Challenge:
Are you able to retype all the records below exactly?

++++ Entries supplied

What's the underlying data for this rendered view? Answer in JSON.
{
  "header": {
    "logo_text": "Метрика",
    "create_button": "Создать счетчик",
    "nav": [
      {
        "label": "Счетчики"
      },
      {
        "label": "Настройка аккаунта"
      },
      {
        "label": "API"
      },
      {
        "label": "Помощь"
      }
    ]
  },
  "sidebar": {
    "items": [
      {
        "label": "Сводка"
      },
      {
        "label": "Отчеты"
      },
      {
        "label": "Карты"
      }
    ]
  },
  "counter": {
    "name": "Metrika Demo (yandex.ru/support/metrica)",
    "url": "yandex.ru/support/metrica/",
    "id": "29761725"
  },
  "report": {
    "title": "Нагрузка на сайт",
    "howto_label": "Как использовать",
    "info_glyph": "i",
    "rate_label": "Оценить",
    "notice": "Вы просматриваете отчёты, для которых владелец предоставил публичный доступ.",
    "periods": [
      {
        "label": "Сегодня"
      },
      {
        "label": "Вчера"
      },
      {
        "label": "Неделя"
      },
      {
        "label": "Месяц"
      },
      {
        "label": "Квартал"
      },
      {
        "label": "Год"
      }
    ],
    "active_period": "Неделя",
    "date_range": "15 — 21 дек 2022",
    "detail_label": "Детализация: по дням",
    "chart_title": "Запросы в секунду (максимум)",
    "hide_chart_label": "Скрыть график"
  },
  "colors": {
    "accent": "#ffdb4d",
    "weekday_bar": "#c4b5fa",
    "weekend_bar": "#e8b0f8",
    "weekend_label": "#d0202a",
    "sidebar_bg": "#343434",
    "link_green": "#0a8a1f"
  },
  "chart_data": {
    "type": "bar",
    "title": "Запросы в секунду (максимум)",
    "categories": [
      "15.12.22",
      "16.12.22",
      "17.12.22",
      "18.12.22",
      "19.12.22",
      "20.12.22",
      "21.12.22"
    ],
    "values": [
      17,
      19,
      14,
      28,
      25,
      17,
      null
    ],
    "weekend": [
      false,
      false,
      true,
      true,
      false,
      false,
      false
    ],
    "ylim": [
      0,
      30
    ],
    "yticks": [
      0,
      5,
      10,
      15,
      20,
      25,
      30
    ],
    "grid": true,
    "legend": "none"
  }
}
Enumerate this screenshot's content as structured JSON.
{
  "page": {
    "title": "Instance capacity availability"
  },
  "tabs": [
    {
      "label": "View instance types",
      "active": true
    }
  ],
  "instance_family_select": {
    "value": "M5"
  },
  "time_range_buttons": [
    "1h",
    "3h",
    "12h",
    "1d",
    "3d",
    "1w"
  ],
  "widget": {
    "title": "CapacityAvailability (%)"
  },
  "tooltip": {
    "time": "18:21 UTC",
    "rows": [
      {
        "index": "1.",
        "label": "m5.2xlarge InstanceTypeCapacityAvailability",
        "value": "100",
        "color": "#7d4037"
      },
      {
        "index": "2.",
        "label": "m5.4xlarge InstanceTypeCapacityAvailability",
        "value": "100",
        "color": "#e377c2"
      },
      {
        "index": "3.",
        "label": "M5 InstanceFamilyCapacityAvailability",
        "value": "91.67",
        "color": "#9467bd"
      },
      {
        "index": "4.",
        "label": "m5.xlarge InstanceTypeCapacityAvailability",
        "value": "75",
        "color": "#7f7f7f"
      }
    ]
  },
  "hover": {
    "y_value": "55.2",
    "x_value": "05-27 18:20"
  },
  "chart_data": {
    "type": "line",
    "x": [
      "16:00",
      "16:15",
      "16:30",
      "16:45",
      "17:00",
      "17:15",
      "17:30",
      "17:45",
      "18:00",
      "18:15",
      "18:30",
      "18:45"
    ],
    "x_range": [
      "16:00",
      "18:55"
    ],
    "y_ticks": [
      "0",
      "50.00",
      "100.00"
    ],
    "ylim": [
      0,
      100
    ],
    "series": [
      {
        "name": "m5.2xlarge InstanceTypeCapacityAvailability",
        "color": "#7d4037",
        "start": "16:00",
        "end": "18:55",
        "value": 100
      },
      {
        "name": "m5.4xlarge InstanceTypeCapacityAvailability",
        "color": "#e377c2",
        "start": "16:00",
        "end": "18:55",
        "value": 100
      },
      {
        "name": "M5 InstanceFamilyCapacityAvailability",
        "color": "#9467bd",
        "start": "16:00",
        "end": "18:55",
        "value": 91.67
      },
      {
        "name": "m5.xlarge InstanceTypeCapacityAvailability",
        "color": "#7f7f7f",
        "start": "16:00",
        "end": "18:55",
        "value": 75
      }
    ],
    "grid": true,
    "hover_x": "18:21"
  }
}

++++++++

Task solution:
What's the underlying data for this rendered view? Answer in JSON.
{
  "header": {
    "logo_text": "Метрика",
    "create_button": "Создать счетчик",
    "nav": [
      {
        "label": "Счетчики"
      },
      {
        "label": "Настройка аккаунта"
      },
      {
        "label": "API"
      },
      {
        "label": "Помощь"
      }
    ]
  },
  "sidebar": {
    "items": [
      {
        "label": "Сводка"
      },
      {
        "label": "Отчеты"
      },
      {
        "label": "Карты"
      }
    ]
  },
  "counter": {
    "name": "Metrika Demo (yandex.ru/support/metrica)",
    "url": "yandex.ru/support/metrica/",
    "id": "29761725"
  },
  "report": {
    "title": "Нагрузка на сайт",
    "howto_label": "Как использовать",
    "info_glyph": "i",
    "rate_label": "Оценить",
    "notice": "Вы просматриваете отчёты, для которых владелец предоставил публичный доступ.",
    "periods": [
      {
        "label": "Сегодня"
      },
      {
        "label": "Вчера"
      },
      {
        "label": "Неделя"
      },
      {
        "label": "Месяц"
      },
      {
        "label": "Квартал"
      },
      {
        "label": "Год"
      }
    ],
    "active_period": "Неделя",
    "date_range": "15 — 21 дек 2022",
    "detail_label": "Детализация: по дням",
    "chart_title": "Запросы в секунду (максимум)",
    "hide_chart_label": "Скрыть график"
  },
  "colors": {
    "accent": "#ffdb4d",
    "weekday_bar": "#c4b5fa",
    "weekend_bar": "#e8b0f8",
    "weekend_label": "#d0202a",
    "sidebar_bg": "#343434",
    "link_green": "#0a8a1f"
  },
  "chart_data": {
    "type": "bar",
    "title": "Запросы в секунду (максимум)",
    "categories": [
      "15.12.22",
      "16.12.22",
      "17.12.22",
      "18.12.22",
      "19.12.22",
      "20.12.22",
      "21.12.22"
    ],
    "values": [
      17,
      19,
      14,
      28,
      25,
      17,
      null
    ],
    "weekend": [
      false,
      false,
      true,
      true,
      false,
      false,
      false
    ],
    "ylim": [
      0,
      30
    ],
    "yticks": [
      0,
      5,
      10,
      15,
      20,
      25,
      30
    ],
    "grid": true,
    "legend": "none"
  }
}
Enumerate this screenshot's content as structured JSON.
{
  "page": {
    "title": "Instance capacity availability"
  },
  "tabs": [
    {
      "label": "View instance types",
      "active": true
    }
  ],
  "instance_family_select": {
    "value": "M5"
  },
  "time_range_buttons": [
    "1h",
    "3h",
    "12h",
    "1d",
    "3d",
    "1w"
  ],
  "widget": {
    "title": "CapacityAvailability (%)"
  },
  "tooltip": {
    "time": "18:21 UTC",
    "rows": [
      {
        "index": "1.",
        "label": "m5.2xlarge InstanceTypeCapacityAvailability",
        "value": "100",
        "color": "#7d4037"
      },
      {
        "index": "2.",
        "label": "m5.4xlarge InstanceTypeCapacityAvailability",
        "value": "100",
        "color": "#e377c2"
      },
      {
        "index": "3.",
        "label": "M5 InstanceFamilyCapacityAvailability",
        "value": "91.67",
        "color": "#9467bd"
      },
      {
        "index": "4.",
        "label": "m5.xlarge InstanceTypeCapacityAvailability",
        "value": "75",
        "color": "#7f7f7f"
      }
    ]
  },
  "hover": {
    "y_value": "55.2",
    "x_value": "05-27 18:20"
  },
  "chart_data": {
    "type": "line",
    "x": [
      "16:00",
      "16:15",
      "16:30",
      "16:45",
      "17:00",
      "17:15",
      "17:30",
      "17:45",
      "18:00",
      "18:15",
      "18:30",
      "18:45"
    ],
    "x_range": [
      "16:00",
      "18:55"
    ],
    "y_ticks": [
      "0",
      "50.00",
      "100.00"
    ],
    "ylim": [
      0,
      100
    ],
    "series": [
      {
        "name": "m5.2xlarge InstanceTypeCapacityAvailability",
        "color": "#7d4037",
        "start": "16:00",
        "end": "18:55",
        "value": 100
      },
      {
        "name": "m5.4xlarge InstanceTypeCapacityAvailability",
        "color": "#e377c2",
        "start": "16:00",
        "end": "18:55",
        "value": 100
      },
      {
        "name": "M5 InstanceFamilyCapacityAvailability",
        "color": "#9467bd",
        "start": "16:00",
        "end": "18:55",
        "value": 91.67
      },
      {
        "name": "m5.xlarge InstanceTypeCapacityAvailability",
        "color": "#7f7f7f",
        "start": "16:00",
        "end": "18:55",
        "value": 75
      }
    ],
    "grid": true,
    "hover_x": "18:21"
  }
}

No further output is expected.